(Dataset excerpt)
· · · · ·

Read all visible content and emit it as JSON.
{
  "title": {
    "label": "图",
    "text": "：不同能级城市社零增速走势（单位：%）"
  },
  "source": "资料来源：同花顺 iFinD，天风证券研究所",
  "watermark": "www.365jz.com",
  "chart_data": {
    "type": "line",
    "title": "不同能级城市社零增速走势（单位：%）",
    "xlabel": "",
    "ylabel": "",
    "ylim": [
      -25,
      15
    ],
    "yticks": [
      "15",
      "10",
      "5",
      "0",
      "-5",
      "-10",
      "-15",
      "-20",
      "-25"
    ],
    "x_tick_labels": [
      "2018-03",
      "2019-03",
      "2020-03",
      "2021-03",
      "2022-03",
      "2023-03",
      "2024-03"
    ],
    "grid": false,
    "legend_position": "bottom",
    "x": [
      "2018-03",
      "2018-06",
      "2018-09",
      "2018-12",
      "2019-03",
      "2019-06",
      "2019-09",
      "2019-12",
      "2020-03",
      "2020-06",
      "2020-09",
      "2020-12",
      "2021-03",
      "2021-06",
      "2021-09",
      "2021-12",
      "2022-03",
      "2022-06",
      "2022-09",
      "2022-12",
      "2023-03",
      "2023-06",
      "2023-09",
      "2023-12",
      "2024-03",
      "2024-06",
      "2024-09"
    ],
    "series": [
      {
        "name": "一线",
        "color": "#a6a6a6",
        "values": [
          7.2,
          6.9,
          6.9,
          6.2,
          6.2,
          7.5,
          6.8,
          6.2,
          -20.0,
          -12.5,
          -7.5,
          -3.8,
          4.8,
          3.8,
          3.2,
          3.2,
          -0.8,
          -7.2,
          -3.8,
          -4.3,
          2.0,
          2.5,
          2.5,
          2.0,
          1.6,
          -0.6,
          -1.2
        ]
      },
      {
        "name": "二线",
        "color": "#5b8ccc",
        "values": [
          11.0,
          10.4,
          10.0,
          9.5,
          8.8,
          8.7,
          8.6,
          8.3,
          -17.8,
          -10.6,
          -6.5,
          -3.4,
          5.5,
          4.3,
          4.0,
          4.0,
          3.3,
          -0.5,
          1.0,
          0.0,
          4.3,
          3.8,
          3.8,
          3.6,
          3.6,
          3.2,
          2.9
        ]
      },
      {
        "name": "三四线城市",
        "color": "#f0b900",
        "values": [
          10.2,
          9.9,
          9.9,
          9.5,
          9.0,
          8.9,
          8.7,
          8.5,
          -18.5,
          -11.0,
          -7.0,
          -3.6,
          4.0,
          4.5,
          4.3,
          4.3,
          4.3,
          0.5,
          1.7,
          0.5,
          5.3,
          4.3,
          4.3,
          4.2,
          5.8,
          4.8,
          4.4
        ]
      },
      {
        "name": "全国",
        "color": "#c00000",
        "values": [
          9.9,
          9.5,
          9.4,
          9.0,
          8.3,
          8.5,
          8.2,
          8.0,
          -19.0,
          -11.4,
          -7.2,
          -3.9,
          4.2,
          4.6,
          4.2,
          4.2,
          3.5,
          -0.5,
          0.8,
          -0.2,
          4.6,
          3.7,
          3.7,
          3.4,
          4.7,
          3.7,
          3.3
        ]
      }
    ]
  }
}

· · · · ·

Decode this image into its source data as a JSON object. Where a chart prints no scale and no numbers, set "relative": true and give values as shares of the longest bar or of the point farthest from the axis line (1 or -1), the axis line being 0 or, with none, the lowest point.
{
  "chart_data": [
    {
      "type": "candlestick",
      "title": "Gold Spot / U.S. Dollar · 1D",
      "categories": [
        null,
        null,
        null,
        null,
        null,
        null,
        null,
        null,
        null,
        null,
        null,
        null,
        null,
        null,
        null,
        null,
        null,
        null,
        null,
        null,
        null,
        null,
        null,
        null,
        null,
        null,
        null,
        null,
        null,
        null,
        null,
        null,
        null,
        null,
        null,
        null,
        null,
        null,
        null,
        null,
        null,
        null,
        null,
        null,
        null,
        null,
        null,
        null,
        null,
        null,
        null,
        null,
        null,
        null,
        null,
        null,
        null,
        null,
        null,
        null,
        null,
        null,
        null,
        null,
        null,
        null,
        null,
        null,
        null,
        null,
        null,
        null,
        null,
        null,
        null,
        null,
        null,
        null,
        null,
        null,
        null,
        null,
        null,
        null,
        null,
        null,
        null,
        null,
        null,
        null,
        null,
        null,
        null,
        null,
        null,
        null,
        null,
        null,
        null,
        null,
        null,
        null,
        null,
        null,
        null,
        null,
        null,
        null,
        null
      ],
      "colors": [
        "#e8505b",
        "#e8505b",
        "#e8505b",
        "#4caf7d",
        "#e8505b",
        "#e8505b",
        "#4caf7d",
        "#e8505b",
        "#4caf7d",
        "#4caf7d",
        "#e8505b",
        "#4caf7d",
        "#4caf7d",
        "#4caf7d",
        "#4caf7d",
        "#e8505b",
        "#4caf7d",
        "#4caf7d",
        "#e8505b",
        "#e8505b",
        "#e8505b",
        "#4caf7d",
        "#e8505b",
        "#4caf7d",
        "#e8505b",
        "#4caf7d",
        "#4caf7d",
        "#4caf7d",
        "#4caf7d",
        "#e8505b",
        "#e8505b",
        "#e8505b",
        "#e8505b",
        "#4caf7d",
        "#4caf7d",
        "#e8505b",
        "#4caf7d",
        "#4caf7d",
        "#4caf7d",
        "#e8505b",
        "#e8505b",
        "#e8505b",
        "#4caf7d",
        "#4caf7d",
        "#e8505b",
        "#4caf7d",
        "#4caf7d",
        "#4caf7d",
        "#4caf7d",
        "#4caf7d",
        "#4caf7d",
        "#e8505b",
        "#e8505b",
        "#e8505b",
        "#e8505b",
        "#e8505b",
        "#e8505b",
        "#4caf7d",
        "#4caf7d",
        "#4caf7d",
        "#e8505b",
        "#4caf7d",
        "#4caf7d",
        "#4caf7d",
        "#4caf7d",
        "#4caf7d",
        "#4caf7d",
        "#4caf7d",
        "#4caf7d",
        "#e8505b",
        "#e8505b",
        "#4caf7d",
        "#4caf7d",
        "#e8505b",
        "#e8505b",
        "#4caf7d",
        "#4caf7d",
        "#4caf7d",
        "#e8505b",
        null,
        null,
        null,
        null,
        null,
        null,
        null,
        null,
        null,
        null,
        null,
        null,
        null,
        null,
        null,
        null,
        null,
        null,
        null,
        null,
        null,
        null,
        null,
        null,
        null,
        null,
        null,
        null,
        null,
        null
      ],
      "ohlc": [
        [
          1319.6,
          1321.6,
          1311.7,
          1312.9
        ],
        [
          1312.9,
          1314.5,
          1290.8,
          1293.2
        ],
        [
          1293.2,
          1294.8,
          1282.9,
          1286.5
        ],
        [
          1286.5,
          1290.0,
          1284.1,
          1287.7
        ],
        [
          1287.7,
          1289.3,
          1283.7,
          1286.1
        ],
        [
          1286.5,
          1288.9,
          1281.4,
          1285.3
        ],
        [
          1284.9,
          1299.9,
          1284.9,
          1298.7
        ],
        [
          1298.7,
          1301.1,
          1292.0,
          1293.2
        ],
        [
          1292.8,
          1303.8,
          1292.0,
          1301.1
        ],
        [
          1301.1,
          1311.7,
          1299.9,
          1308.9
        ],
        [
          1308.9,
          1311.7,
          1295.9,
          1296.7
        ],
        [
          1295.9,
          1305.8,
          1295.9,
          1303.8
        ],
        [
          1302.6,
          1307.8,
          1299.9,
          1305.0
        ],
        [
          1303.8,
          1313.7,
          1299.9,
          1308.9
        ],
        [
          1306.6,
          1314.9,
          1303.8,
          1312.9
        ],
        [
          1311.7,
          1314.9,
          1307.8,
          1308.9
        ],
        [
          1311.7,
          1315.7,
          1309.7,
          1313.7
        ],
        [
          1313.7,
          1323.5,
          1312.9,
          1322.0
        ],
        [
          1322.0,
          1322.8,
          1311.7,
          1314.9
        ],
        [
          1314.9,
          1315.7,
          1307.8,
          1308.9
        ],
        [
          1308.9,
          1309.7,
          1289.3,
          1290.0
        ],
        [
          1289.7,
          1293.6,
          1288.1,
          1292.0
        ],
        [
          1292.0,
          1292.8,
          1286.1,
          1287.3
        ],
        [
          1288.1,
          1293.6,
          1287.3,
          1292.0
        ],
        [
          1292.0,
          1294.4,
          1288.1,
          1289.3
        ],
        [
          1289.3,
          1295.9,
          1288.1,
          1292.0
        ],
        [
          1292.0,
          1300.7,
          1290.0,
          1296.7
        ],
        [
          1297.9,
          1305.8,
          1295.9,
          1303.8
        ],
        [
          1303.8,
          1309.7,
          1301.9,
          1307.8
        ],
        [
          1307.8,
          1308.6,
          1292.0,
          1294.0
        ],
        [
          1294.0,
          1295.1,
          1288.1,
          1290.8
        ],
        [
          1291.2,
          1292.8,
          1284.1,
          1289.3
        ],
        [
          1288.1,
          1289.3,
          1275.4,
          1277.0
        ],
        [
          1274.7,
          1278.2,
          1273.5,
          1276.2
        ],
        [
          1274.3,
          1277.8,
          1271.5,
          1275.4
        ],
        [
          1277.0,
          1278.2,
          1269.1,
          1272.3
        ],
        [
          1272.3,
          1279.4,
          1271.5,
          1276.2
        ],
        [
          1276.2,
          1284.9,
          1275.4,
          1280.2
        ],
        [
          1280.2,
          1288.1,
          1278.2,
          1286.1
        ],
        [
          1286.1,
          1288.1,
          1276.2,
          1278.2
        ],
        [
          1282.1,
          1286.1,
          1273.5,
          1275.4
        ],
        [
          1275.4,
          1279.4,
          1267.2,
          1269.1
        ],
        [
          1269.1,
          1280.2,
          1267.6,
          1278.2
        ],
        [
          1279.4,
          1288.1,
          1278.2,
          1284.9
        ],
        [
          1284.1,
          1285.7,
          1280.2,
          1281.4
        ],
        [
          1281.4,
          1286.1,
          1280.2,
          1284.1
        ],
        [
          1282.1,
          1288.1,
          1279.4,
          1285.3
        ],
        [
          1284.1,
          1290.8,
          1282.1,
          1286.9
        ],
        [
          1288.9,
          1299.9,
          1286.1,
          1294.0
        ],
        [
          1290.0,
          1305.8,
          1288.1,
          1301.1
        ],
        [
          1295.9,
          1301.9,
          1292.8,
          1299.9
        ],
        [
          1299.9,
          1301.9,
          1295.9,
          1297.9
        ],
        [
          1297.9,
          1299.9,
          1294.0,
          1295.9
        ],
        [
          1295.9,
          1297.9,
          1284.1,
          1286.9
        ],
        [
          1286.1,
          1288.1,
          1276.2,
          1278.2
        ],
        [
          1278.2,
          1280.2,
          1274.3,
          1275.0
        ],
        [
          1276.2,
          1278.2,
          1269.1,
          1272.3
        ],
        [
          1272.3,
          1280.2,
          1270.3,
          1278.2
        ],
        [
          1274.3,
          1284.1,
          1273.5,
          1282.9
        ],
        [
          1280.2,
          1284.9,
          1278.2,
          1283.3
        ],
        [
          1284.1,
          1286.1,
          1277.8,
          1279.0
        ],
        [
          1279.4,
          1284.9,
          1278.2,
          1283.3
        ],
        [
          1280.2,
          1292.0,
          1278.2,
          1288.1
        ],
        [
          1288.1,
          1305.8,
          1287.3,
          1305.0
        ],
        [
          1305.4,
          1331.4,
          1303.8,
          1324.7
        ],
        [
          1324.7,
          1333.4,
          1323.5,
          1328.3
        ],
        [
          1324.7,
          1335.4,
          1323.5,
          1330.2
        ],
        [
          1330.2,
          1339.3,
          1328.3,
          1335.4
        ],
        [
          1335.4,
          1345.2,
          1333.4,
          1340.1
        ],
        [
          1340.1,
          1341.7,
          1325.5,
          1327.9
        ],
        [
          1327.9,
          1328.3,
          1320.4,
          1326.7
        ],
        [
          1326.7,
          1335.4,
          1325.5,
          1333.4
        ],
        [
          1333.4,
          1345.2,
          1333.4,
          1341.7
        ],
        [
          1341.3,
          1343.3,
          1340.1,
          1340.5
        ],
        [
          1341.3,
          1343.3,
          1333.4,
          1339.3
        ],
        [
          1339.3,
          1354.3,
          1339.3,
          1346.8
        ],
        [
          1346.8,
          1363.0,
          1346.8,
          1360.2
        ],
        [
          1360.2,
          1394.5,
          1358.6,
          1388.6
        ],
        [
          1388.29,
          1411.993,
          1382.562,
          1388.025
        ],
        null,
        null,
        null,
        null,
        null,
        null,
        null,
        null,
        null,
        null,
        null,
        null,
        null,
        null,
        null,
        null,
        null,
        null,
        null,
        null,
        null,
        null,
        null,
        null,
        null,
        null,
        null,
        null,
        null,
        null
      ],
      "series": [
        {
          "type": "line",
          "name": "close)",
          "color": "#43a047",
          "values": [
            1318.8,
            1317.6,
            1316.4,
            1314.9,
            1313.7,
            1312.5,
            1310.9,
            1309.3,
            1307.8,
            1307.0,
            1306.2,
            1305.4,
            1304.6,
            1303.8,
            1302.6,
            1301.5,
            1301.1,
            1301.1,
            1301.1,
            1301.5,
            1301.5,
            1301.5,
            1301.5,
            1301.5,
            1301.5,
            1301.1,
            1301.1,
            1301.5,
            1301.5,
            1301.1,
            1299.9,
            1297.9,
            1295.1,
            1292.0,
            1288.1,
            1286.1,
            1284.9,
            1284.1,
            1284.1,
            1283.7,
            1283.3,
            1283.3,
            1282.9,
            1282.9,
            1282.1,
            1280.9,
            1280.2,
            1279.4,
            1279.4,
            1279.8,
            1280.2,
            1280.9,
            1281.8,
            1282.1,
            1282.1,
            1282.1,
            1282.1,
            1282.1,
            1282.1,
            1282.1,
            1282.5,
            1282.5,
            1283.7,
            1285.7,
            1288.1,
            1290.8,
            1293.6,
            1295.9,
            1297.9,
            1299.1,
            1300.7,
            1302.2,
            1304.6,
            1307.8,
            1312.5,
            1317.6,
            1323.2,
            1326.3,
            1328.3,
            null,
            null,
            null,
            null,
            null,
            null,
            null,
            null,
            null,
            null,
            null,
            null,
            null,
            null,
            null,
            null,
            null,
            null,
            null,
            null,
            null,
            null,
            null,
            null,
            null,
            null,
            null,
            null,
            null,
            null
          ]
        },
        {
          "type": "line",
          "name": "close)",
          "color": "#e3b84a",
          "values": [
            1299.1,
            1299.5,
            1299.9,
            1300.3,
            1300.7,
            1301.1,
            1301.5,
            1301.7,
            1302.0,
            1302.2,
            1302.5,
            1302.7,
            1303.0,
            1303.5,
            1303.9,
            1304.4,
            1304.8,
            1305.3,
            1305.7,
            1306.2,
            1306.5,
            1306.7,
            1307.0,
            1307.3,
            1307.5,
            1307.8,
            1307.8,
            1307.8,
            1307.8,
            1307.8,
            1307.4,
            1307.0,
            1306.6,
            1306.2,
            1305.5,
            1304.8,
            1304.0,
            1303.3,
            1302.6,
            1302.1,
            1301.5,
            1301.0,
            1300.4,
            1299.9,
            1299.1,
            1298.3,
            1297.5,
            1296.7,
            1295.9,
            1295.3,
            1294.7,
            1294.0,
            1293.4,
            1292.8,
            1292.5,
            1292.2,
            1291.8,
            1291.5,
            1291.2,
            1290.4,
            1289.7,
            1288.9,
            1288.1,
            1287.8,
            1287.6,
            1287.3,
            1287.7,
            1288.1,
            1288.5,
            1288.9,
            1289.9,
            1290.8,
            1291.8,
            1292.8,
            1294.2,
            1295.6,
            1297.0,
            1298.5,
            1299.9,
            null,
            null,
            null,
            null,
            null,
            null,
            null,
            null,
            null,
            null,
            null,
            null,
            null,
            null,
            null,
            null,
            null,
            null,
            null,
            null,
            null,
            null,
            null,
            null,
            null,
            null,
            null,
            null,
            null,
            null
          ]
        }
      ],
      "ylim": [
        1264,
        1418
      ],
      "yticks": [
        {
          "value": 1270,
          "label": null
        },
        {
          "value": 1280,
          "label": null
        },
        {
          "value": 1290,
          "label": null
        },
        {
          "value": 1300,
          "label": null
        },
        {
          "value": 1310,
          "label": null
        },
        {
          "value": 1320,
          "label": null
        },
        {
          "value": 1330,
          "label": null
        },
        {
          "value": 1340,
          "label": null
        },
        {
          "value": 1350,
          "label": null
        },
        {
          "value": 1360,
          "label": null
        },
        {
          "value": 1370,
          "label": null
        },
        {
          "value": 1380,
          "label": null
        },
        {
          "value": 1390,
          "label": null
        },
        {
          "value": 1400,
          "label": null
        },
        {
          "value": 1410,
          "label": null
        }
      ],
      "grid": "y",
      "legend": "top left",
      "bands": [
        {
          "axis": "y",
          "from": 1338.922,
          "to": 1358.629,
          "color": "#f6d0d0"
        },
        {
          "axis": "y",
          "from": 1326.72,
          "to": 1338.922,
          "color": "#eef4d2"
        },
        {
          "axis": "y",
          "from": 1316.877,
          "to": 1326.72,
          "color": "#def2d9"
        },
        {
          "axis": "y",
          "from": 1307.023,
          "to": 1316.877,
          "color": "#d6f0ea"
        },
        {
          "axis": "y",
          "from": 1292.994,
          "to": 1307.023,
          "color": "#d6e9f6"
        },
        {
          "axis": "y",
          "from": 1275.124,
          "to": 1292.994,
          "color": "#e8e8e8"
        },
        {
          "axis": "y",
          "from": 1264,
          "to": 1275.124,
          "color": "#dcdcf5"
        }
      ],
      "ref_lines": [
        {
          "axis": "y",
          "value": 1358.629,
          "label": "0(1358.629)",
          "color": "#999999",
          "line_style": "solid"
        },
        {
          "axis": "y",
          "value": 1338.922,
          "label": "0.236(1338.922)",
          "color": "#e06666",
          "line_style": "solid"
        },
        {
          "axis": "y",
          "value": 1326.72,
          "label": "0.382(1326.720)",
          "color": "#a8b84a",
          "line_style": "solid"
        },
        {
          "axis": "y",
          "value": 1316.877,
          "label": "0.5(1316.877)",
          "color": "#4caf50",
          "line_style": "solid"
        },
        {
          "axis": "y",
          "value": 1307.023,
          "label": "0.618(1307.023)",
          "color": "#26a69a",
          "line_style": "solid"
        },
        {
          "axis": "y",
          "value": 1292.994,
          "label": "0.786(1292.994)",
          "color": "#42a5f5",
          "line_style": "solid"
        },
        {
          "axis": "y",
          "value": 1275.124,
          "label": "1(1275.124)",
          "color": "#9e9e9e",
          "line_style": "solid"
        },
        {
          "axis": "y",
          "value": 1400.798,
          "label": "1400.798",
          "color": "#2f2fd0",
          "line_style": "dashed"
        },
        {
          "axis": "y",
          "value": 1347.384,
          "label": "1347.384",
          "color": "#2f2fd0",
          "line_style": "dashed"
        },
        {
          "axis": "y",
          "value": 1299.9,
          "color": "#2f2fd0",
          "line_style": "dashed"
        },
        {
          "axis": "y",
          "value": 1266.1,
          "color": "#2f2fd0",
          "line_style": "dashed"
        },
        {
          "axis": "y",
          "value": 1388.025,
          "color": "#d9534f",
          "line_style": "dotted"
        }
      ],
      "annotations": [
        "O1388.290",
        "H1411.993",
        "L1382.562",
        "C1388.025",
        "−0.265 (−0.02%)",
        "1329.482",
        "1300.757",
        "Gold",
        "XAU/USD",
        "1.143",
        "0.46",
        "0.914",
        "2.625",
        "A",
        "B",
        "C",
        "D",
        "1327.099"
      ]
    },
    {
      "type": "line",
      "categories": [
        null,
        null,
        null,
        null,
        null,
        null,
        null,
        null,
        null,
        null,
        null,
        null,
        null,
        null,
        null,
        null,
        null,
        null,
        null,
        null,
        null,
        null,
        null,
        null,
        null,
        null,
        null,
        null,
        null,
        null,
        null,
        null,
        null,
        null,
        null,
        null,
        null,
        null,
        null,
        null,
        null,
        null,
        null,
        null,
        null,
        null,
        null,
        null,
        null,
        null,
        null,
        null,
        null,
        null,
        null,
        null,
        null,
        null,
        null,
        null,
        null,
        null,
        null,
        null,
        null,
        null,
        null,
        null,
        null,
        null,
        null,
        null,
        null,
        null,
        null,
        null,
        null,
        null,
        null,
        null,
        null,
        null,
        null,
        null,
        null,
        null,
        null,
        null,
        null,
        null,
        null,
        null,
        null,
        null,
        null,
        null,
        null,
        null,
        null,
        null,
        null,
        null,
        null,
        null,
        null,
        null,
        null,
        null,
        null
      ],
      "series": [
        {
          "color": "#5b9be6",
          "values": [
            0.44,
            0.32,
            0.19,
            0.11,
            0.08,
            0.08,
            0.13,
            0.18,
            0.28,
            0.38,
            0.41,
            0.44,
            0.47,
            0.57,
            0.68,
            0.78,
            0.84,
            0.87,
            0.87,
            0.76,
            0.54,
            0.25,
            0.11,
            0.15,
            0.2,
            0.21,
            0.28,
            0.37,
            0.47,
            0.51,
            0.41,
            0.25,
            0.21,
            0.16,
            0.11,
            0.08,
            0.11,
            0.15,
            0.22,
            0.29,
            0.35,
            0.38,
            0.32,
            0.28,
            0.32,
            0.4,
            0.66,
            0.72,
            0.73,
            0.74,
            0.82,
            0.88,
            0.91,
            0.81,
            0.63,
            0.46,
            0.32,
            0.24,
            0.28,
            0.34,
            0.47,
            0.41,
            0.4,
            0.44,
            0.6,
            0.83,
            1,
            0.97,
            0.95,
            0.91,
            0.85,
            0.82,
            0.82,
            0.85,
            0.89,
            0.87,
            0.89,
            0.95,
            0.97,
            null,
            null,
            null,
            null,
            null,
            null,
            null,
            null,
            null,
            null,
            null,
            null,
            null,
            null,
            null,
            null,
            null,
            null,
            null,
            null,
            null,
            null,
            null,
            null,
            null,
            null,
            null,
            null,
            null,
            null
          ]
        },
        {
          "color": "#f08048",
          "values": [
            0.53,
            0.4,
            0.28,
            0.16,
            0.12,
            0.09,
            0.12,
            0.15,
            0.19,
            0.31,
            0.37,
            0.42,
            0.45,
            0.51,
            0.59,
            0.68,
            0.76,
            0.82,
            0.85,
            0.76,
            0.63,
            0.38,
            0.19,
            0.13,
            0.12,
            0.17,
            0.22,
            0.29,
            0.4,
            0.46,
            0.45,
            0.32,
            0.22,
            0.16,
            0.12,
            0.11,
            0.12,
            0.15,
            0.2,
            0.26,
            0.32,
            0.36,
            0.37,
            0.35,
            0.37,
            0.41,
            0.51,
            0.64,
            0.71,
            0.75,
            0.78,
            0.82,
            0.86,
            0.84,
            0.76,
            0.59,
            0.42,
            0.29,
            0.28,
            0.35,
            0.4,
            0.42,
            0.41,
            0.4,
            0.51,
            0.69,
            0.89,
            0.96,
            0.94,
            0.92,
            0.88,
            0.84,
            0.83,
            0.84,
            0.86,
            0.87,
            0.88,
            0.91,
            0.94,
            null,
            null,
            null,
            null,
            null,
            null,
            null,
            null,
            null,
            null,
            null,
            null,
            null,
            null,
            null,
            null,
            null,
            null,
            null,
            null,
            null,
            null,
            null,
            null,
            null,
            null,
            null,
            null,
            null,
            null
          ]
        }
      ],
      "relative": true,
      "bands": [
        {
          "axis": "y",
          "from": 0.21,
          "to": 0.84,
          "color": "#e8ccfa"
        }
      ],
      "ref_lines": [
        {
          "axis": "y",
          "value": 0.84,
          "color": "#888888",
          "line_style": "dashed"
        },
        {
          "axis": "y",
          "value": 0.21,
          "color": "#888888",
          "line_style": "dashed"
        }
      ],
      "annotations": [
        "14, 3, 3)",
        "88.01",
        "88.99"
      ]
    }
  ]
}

· · · · ·

**Written request**
Gather each line in these records that contains the string "type".

**Complete answer**
    "type": "line",
      "type": "candlestick",
          "type": "line",
          "type": "line",
      "type": "line",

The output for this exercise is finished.